TEXT BLOCK
++++++++

Charlie Brooker of The Guardian UK answers this important question.
President Barack Obama. President Barack Obama. Nope, still can't get used to it. It's literally too good to be true. I must've died in my sleep and am now having an insane fantasy pumped into my head by the Matrix. Any minute now Salma Hayek is going to float through the door with a tray of biscuits and I'll know the game's up.
Or perhaps I've just come round from a coma. The election took place 10 years ago, and what I've just sat through was actually a Hollywood movie loosely based on real events. And in a bid to appeal to the multiplex crowd, they decided to jettison all semblance of subtlety.
On the one hand, you had Obama (Will Smith in admittedly impressive makeup, although the ears never really convinced). He was practically walking on water. No one's that nice. And pitched against him, the Republican campaign, which was so nakedly horrible it could only have been orchestrated by Skeletor. Nudge-wink comments about "the real America", underhand attempts to link Obama with terrorism, automated robo-calls whispering desperate fibs into the ears of voters ... if Obama's grandmother had died while he was at her bedside in Hawaii, they'd have erected billboards claiming he couldn't be trusted around white women. Jesus, guys, why not just change your name to the Bastard Party and march around in long black capes? Vote for us, we're openly despicable.

++++++++

(Layout annotation data)
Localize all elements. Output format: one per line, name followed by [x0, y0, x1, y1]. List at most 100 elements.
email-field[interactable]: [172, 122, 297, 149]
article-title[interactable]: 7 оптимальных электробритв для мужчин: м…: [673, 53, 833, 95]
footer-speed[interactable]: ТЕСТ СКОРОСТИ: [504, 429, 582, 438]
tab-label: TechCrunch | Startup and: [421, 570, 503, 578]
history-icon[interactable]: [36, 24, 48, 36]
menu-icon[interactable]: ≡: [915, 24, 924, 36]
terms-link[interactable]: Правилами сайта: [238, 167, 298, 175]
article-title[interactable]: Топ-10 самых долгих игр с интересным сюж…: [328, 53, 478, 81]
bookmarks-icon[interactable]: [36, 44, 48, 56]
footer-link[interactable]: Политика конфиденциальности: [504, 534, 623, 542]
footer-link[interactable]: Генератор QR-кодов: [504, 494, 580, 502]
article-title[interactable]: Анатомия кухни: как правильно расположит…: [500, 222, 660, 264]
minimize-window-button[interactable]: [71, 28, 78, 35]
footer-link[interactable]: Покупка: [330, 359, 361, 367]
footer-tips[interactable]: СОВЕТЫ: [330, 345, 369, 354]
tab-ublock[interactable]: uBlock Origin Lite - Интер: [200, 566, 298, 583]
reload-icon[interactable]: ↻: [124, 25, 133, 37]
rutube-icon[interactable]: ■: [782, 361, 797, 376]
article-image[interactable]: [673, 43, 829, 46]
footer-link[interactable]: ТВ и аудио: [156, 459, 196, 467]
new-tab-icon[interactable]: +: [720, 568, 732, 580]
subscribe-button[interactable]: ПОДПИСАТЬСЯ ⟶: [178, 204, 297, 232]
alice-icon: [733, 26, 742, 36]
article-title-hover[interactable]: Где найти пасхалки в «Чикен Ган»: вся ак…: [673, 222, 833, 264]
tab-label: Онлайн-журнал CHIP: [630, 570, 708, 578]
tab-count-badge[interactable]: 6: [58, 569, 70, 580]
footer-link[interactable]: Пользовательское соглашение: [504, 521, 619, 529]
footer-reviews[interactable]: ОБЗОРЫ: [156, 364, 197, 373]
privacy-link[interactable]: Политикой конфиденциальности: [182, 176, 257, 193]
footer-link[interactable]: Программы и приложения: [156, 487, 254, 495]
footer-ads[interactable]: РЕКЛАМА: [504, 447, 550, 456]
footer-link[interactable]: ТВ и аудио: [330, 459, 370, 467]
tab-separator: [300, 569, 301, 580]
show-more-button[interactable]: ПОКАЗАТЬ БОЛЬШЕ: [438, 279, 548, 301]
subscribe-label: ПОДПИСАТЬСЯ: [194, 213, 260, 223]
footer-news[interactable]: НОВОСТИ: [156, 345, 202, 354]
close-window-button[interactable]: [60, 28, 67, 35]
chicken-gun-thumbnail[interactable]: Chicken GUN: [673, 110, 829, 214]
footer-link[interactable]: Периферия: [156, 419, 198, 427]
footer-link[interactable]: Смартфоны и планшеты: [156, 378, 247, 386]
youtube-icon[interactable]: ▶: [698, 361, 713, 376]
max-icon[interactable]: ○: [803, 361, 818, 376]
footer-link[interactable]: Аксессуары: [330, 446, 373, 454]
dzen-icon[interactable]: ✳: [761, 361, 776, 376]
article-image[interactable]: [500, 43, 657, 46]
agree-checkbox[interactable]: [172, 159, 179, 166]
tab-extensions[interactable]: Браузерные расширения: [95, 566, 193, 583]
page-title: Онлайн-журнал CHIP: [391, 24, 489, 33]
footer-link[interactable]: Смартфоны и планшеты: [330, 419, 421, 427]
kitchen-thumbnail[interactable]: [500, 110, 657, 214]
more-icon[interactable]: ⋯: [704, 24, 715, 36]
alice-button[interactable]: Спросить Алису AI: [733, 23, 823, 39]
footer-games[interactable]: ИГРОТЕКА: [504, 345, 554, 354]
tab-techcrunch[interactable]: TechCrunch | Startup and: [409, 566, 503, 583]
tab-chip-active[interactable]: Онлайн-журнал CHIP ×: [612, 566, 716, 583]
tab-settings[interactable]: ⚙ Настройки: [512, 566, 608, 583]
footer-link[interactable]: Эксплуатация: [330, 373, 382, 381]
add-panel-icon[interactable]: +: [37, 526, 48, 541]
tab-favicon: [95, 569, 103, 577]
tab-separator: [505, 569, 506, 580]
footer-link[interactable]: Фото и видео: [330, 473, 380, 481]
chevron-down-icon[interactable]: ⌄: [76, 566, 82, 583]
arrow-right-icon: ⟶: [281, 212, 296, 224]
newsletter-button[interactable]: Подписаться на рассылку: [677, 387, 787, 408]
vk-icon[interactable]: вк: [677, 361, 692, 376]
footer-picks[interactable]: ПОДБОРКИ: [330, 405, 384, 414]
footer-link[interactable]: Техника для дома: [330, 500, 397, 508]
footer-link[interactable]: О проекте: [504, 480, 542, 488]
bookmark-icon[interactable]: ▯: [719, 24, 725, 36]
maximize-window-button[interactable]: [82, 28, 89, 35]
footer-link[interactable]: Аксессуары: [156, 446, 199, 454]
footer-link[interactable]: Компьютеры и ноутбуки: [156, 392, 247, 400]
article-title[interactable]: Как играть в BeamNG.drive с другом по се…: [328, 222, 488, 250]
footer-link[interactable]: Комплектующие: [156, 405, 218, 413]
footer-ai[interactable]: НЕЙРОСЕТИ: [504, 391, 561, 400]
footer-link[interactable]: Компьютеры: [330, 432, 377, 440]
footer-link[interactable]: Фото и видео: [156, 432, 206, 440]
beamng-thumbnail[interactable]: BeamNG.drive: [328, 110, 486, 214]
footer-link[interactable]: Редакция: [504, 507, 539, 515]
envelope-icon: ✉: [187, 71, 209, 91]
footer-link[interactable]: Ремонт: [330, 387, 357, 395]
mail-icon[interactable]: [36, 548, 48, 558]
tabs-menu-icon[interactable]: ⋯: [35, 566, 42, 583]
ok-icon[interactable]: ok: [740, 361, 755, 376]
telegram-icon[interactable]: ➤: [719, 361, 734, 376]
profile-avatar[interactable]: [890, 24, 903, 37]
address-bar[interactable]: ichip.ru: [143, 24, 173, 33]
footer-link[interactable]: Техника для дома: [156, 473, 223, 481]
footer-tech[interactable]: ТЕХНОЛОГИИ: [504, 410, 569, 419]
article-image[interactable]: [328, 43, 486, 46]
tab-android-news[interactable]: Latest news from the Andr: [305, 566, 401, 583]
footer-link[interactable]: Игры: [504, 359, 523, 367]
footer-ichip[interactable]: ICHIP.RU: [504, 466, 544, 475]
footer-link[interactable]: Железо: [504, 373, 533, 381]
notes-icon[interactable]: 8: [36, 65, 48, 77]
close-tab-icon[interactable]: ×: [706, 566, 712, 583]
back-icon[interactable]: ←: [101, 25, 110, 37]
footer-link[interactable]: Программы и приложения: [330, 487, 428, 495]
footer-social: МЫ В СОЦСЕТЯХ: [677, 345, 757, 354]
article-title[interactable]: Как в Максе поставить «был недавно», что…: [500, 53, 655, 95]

++++++++

WRITTEN INSTRUCTION 1
Print the part of the Obama election column starting at "President Barack Obama. President" and ending at "the game's up.".
WRITTEN INSTRUCTION 2
Answer these questions using the Obama election column:
(a) Which newspaper is Charlie Brooker said to write for?
(b) Which actor plays Obama in the imagined Hollywood movie?
(c) Who does the writer say could have orchestrated the Republican campaign?
WRITTEN INSTRUCTION 3
Translate this sentence from the Obama election column into Spanish: "And in a bid to appeal to the multiplex crowd, they decided to jettison all semblance of subtlety."
None of the entries is needed for this work.

EXERCISE ANSWER 1
President Barack Obama. President Barack Obama. Nope, still can't get used to it. It's literally too good to be true. I must've died in my sleep and am now having an insane fantasy pumped into my head by the Matrix. Any minute now Salma Hayek is going to float through the door with a tray of biscuits and I'll know the game's up.

EXERCISE ANSWER 2
(a) The Guardian UK
(b) Will Smith
(c) Skeletor

EXERCISE ANSWER 3
Y en un intento por atraer al público de los multicines, decidieron desechar toda apariencia de sutileza.